# Exercise requirements
Replace "Bar" with "Column" everywhere in the rows from the beginning through the line containing "List UI elements", inclusive, and reproduce those lines with nothing else altered. Leave the pictures out of your answer.

· · · · · · ·

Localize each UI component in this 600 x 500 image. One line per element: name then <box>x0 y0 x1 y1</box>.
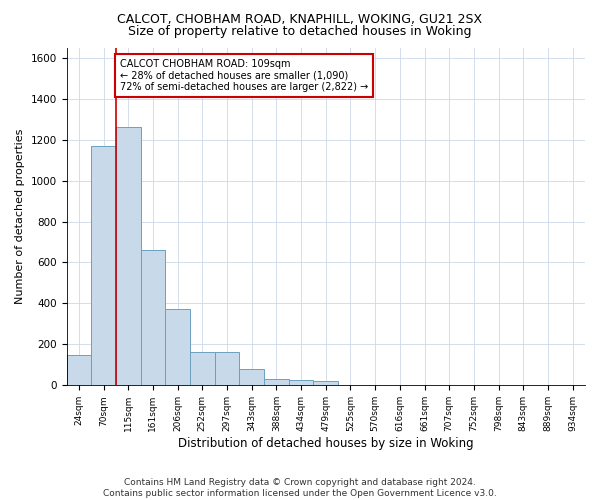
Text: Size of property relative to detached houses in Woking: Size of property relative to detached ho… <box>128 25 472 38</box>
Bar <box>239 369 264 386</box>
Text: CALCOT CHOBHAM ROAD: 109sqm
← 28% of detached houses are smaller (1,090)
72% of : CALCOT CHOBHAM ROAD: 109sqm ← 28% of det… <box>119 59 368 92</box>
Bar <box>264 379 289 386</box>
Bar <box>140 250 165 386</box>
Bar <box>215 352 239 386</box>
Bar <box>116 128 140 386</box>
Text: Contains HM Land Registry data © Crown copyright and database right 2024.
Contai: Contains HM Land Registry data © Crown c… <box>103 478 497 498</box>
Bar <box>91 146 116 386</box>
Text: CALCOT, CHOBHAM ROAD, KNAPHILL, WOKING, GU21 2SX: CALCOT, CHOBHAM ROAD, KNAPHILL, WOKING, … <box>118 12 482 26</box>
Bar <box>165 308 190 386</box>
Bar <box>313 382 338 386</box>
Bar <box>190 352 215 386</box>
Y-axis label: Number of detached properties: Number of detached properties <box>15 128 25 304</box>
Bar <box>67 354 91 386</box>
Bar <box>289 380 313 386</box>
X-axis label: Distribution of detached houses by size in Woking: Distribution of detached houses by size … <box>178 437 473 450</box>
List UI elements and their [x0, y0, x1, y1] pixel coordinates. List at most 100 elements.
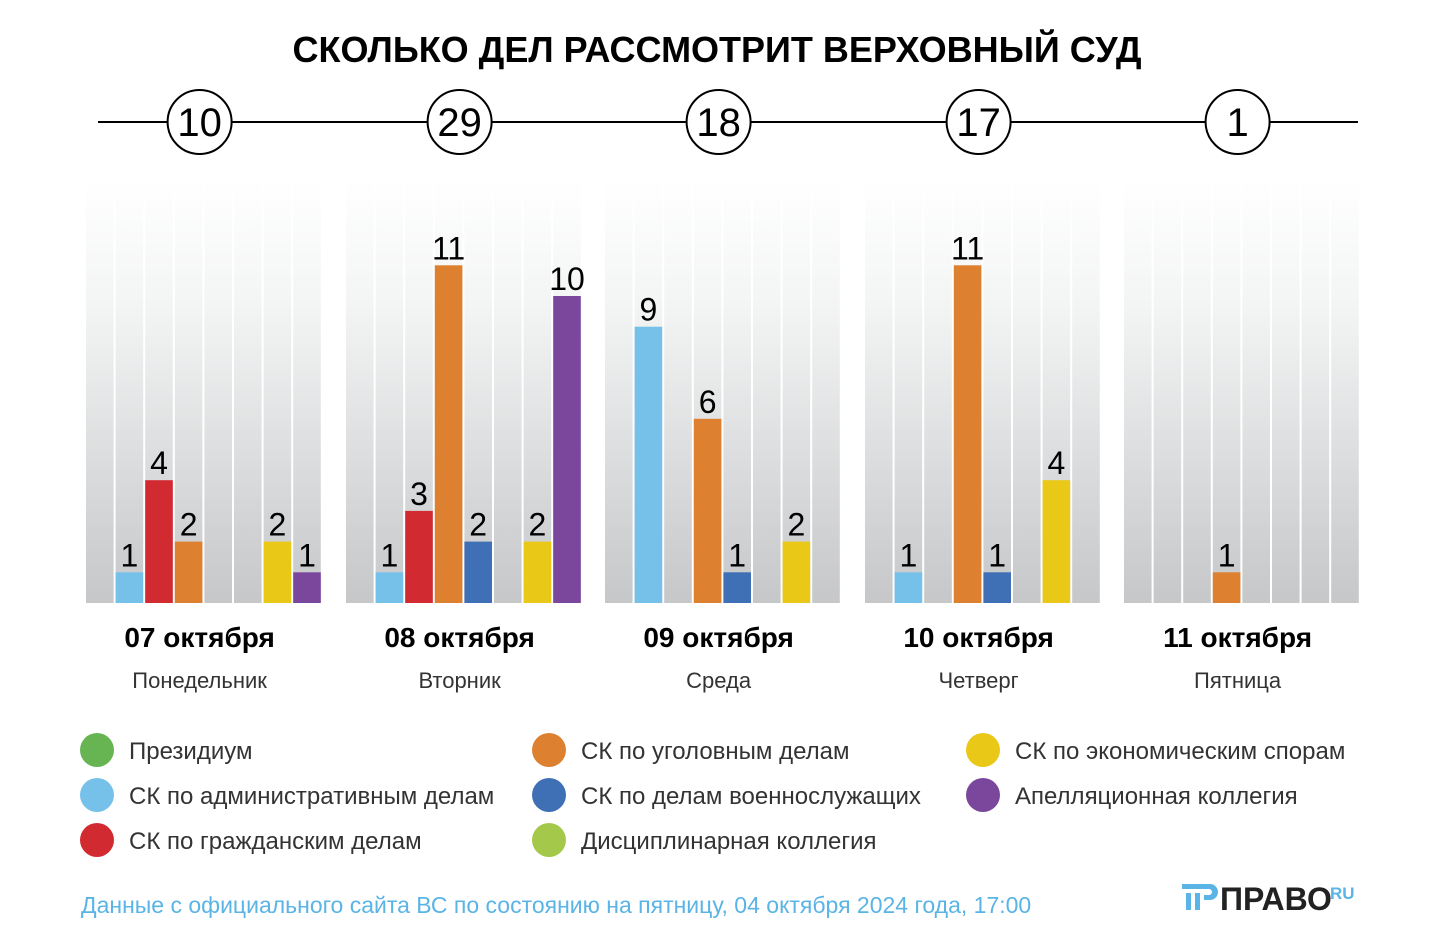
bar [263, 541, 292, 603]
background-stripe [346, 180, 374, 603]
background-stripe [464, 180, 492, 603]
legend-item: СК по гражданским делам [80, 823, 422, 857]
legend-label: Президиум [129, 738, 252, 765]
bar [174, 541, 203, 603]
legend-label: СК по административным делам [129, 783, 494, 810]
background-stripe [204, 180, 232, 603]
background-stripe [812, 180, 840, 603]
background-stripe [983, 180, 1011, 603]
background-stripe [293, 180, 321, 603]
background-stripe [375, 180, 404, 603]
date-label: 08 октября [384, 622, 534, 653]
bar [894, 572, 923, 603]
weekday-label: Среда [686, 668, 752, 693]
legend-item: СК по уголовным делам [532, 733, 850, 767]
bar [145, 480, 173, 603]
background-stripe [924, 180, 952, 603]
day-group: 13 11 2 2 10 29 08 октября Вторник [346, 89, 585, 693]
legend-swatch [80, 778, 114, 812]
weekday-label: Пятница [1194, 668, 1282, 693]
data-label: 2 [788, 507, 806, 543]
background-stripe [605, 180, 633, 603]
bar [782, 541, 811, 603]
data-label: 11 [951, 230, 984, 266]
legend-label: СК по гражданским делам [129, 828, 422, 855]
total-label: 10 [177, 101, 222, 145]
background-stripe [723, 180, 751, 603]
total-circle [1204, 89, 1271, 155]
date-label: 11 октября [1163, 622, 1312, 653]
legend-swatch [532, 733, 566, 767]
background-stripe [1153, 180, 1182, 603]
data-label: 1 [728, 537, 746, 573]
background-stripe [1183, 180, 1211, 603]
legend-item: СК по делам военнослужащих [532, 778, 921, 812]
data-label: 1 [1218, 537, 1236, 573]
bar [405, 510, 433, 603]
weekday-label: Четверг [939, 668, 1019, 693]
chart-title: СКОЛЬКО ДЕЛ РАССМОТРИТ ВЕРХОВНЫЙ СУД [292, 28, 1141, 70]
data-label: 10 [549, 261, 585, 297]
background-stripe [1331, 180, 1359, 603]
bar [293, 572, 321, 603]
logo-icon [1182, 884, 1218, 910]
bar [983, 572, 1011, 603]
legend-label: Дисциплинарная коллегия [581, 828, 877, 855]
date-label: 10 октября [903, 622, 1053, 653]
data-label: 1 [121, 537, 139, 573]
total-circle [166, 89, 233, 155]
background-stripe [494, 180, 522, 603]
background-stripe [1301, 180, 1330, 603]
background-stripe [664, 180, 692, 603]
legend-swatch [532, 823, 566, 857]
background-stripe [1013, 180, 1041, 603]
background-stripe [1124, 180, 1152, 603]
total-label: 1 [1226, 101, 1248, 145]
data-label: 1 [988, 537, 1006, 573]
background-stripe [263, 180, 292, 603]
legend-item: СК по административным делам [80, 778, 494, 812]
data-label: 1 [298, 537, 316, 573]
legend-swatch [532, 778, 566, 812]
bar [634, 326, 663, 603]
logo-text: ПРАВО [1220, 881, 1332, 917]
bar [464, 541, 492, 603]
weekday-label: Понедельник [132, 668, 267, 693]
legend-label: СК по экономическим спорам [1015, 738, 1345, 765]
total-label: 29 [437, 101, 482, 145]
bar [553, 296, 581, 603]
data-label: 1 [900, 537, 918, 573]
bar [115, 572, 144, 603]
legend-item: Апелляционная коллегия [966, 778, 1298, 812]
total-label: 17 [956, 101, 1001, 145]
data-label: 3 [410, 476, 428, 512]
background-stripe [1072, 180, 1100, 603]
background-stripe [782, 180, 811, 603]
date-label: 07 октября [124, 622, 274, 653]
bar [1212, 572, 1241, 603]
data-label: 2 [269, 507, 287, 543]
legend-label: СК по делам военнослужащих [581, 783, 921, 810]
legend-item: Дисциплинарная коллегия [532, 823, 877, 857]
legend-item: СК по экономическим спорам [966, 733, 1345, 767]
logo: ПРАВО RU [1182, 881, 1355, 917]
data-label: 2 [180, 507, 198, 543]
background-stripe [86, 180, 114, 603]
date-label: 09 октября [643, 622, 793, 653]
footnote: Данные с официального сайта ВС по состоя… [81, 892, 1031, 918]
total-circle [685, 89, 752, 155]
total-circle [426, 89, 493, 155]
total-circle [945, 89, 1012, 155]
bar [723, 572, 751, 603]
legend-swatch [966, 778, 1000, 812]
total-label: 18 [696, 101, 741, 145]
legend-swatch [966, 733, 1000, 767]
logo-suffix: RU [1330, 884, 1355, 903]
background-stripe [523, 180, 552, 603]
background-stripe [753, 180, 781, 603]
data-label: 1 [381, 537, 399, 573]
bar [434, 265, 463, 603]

· · · · · · ·

# Response
Localize each UI component in this 600 x 500 image. One line per element: name then <box>x0 y0 x1 y1</box>.
Text: Size of property relative to detached houses in Woking: Size of property relative to detached ho… <box>128 25 472 38</box>
Column <box>239 369 264 386</box>
Text: CALCOT CHOBHAM ROAD: 109sqm
← 28% of detached houses are smaller (1,090)
72% of : CALCOT CHOBHAM ROAD: 109sqm ← 28% of det… <box>119 59 368 92</box>
Column <box>264 379 289 386</box>
Column <box>140 250 165 386</box>
Column <box>215 352 239 386</box>
Column <box>116 128 140 386</box>
Text: Contains HM Land Registry data © Crown copyright and database right 2024.
Contai: Contains HM Land Registry data © Crown c… <box>103 478 497 498</box>
Column <box>91 146 116 386</box>
Text: CALCOT, CHOBHAM ROAD, KNAPHILL, WOKING, GU21 2SX: CALCOT, CHOBHAM ROAD, KNAPHILL, WOKING, … <box>118 12 482 26</box>
Column <box>165 308 190 386</box>
Column <box>313 382 338 386</box>
Column <box>190 352 215 386</box>
Y-axis label: Number of detached properties: Number of detached properties <box>15 128 25 304</box>
Column <box>67 354 91 386</box>
Column <box>289 380 313 386</box>
X-axis label: Distribution of detached houses by size in Woking: Distribution of detached houses by size … <box>178 437 473 450</box>
List UI elements and their [x0, y0, x1, y1] pixel coordinates. List at most 100 elements.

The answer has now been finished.